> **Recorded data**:
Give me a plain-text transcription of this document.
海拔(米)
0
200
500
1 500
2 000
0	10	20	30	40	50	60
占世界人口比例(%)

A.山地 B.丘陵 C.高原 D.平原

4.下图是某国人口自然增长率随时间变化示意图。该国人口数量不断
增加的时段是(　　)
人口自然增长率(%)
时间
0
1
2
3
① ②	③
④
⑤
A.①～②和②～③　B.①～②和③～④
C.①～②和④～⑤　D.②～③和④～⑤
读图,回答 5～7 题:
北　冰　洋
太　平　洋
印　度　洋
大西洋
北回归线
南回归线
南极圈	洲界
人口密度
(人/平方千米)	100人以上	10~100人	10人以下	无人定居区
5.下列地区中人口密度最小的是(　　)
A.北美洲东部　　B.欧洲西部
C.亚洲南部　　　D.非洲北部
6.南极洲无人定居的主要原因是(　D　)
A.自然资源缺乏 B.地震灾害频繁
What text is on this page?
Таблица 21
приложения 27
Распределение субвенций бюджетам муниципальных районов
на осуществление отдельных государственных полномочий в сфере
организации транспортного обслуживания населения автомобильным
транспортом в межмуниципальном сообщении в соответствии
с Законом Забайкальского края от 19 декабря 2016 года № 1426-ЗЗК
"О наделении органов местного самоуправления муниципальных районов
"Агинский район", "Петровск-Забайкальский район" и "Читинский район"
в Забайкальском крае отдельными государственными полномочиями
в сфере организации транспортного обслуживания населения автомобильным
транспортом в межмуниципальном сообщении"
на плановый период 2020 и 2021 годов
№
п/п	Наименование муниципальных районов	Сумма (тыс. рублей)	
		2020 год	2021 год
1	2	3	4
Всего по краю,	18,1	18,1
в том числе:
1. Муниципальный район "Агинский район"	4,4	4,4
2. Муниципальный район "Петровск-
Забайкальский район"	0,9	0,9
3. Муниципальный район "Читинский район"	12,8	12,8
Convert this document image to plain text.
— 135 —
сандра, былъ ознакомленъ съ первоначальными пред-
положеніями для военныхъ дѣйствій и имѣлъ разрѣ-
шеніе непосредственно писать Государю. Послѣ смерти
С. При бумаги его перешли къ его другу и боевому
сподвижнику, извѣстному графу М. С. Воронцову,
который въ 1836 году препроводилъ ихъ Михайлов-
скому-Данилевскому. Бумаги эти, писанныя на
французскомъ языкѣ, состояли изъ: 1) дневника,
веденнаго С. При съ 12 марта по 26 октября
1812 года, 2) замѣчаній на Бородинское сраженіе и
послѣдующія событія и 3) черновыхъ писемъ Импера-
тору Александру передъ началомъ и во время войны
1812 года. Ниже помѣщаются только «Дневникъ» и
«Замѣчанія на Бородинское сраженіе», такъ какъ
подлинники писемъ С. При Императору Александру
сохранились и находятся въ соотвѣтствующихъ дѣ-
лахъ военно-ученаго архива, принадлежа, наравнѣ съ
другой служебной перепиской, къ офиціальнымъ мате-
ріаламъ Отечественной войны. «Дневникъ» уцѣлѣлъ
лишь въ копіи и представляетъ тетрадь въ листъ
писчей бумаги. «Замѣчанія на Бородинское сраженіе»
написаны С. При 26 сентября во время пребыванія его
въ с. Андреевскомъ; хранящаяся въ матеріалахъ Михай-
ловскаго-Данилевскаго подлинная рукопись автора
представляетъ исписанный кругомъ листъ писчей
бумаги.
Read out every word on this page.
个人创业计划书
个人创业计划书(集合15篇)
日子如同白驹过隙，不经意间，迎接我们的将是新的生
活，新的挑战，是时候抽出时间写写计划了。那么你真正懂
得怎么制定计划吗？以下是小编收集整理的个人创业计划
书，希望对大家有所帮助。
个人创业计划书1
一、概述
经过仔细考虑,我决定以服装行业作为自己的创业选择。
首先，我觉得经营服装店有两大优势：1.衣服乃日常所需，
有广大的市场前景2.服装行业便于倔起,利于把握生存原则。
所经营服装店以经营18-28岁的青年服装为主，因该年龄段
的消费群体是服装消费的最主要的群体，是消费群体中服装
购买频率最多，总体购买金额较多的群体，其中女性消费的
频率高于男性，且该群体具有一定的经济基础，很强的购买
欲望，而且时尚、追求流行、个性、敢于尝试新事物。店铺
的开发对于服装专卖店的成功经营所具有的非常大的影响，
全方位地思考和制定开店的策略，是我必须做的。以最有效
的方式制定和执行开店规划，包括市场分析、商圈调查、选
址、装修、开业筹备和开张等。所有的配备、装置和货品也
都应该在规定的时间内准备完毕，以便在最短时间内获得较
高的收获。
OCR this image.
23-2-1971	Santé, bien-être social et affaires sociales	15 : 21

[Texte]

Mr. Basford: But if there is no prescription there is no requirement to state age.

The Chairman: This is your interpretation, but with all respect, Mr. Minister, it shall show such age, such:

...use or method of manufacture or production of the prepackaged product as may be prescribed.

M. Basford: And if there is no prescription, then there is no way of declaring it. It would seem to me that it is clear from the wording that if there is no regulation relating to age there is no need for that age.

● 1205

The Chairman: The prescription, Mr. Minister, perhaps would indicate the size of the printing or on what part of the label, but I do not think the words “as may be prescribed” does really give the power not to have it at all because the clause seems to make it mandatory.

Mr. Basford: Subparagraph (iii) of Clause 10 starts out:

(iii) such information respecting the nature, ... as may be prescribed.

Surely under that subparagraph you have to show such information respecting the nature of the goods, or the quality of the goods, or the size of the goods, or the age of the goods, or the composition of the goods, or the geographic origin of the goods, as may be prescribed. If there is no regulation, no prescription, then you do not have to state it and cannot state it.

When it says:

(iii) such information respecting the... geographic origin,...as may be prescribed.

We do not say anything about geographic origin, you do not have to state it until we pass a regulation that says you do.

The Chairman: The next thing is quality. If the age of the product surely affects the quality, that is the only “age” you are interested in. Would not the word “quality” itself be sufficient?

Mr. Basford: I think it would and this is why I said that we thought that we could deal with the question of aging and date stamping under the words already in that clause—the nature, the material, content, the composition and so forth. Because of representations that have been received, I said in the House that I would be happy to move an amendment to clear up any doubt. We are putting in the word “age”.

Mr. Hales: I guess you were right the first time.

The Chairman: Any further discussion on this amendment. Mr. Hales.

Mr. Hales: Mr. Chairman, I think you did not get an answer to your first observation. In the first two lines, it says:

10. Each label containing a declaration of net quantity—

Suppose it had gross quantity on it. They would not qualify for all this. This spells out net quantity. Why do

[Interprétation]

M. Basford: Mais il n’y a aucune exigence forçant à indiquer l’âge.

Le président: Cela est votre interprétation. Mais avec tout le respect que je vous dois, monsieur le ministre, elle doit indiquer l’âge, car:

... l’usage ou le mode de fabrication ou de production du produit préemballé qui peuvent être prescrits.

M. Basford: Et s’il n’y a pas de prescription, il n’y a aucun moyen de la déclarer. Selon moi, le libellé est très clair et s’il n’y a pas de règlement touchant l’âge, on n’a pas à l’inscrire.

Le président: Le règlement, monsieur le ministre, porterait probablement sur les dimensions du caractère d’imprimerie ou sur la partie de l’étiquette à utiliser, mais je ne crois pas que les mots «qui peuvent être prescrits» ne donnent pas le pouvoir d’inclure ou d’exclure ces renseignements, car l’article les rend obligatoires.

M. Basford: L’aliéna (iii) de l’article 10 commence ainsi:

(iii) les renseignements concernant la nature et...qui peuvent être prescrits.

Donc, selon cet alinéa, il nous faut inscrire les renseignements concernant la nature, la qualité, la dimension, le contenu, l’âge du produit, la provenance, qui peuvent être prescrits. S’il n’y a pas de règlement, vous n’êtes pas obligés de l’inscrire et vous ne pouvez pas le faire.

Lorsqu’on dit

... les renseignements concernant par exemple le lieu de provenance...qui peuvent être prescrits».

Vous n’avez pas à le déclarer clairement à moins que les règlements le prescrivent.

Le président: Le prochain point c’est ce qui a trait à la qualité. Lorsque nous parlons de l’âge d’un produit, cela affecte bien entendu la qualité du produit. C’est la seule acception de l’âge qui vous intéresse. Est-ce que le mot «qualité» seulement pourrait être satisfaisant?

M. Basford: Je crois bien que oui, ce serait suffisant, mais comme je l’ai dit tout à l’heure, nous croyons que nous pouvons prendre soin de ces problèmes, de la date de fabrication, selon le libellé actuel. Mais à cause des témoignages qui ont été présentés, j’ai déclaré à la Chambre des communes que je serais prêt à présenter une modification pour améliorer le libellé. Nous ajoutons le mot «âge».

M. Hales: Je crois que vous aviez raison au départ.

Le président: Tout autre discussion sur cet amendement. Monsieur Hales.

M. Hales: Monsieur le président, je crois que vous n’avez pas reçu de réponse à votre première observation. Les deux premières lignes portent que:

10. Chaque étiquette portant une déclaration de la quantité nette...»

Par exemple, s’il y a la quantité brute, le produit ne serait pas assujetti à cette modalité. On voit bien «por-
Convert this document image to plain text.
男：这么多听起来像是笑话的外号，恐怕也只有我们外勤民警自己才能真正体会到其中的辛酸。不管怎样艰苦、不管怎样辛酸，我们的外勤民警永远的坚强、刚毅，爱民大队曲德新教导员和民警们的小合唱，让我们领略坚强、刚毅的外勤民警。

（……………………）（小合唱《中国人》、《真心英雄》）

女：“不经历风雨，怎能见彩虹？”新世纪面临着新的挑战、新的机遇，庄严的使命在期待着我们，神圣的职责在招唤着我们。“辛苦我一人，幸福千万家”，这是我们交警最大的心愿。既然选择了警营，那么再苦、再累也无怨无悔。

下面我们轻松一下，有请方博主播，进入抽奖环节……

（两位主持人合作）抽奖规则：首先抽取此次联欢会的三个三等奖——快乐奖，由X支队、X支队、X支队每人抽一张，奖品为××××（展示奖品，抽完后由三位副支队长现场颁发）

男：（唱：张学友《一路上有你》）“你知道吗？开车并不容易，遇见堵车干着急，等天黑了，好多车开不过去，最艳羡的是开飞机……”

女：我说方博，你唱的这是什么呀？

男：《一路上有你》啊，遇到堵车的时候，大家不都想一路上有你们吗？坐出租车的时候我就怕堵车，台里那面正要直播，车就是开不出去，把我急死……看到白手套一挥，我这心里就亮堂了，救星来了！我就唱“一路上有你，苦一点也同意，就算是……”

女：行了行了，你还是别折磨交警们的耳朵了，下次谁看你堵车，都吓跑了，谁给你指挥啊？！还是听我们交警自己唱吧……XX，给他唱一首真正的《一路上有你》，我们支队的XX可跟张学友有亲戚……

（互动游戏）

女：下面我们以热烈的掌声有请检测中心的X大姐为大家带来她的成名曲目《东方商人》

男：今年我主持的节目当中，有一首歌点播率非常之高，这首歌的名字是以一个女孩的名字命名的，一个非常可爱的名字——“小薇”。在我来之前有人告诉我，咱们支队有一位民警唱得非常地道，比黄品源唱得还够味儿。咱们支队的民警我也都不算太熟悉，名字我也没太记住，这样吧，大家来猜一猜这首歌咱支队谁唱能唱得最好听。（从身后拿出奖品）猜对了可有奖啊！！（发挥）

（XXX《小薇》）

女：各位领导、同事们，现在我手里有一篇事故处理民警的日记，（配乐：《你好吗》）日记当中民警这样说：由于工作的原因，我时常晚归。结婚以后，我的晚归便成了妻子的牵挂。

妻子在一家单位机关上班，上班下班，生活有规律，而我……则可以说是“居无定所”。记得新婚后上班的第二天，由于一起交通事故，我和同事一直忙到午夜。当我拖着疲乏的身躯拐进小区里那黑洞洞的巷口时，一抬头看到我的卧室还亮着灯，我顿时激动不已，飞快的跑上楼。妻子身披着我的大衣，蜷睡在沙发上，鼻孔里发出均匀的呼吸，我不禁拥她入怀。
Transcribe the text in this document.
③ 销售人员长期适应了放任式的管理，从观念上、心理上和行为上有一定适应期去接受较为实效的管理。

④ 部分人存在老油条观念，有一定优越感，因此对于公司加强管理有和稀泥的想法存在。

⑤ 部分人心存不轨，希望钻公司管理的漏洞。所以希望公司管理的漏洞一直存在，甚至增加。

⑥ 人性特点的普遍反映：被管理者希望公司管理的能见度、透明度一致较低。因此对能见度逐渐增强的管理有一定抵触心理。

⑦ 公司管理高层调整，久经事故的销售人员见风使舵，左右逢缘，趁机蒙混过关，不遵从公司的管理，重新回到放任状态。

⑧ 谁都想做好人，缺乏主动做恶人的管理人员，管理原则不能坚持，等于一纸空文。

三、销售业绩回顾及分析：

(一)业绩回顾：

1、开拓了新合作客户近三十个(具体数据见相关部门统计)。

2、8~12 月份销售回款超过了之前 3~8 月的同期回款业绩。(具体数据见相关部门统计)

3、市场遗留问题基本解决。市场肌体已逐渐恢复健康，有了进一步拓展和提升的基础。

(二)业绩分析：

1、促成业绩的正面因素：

> **STATED EXERCISE**: Go through the records and pull out each line that includes the word "observation".

> **COMPLETE ANSWER**:
Mr. Hales: Mr. Chairman, I think you did not get an answer to your first observation. In the first two lines, it says:
M. Hales: Monsieur le président, je crois que vous n’avez pas reçu de réponse à votre première observation. Les deux premières lignes portent que:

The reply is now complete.